In the records below, pick out all lines containing the word "JSON".

[Stored data]
---

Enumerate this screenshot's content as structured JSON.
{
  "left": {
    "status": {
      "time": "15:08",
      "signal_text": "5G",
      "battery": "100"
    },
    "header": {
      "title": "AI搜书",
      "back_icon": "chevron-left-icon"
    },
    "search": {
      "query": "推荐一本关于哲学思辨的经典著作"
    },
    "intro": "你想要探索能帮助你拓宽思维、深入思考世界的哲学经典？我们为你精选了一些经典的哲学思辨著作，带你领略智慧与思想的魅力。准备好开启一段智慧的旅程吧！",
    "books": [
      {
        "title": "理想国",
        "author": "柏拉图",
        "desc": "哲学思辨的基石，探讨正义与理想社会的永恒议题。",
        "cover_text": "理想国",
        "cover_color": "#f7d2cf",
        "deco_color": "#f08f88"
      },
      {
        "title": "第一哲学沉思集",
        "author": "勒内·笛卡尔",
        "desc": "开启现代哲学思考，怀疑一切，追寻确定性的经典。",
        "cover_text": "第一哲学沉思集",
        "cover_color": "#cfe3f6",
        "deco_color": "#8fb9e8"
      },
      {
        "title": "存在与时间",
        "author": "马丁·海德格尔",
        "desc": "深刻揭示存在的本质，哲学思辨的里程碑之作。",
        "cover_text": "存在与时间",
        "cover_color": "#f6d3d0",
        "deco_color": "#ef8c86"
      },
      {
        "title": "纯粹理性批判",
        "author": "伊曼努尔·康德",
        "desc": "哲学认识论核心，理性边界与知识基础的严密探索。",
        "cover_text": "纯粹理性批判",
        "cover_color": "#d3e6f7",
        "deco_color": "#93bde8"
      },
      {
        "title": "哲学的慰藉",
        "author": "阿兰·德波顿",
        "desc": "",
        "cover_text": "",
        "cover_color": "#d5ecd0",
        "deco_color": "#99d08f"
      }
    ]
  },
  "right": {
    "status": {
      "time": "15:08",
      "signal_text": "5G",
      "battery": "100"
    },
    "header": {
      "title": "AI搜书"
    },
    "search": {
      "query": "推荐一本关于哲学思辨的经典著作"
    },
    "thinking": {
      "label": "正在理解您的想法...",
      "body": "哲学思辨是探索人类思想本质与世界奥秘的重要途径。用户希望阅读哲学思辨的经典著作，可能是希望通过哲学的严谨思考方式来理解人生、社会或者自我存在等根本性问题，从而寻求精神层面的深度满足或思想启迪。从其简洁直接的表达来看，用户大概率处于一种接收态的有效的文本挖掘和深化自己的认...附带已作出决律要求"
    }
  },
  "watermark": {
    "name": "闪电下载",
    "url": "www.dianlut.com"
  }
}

---

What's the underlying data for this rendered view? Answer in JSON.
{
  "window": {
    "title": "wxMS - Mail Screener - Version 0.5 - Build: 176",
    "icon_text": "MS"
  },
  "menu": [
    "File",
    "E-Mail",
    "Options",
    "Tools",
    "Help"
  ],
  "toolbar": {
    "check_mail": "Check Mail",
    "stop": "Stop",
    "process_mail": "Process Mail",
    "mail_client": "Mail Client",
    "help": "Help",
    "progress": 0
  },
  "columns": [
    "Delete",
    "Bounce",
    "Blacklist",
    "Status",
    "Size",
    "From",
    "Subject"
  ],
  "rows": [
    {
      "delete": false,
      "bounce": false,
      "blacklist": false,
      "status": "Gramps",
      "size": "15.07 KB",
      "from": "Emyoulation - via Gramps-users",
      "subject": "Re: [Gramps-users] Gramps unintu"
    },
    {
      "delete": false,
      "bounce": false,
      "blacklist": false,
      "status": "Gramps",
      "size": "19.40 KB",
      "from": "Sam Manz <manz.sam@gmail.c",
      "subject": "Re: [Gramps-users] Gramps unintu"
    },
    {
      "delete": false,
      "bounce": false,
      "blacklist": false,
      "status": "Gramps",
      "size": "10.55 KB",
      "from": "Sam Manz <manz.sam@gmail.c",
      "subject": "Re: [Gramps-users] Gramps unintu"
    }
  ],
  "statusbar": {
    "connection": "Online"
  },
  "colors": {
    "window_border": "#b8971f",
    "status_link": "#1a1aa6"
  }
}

---

Task response.
Enumerate this screenshot's content as structured JSON.
What's the underlying data for this rendered view? Answer in JSON.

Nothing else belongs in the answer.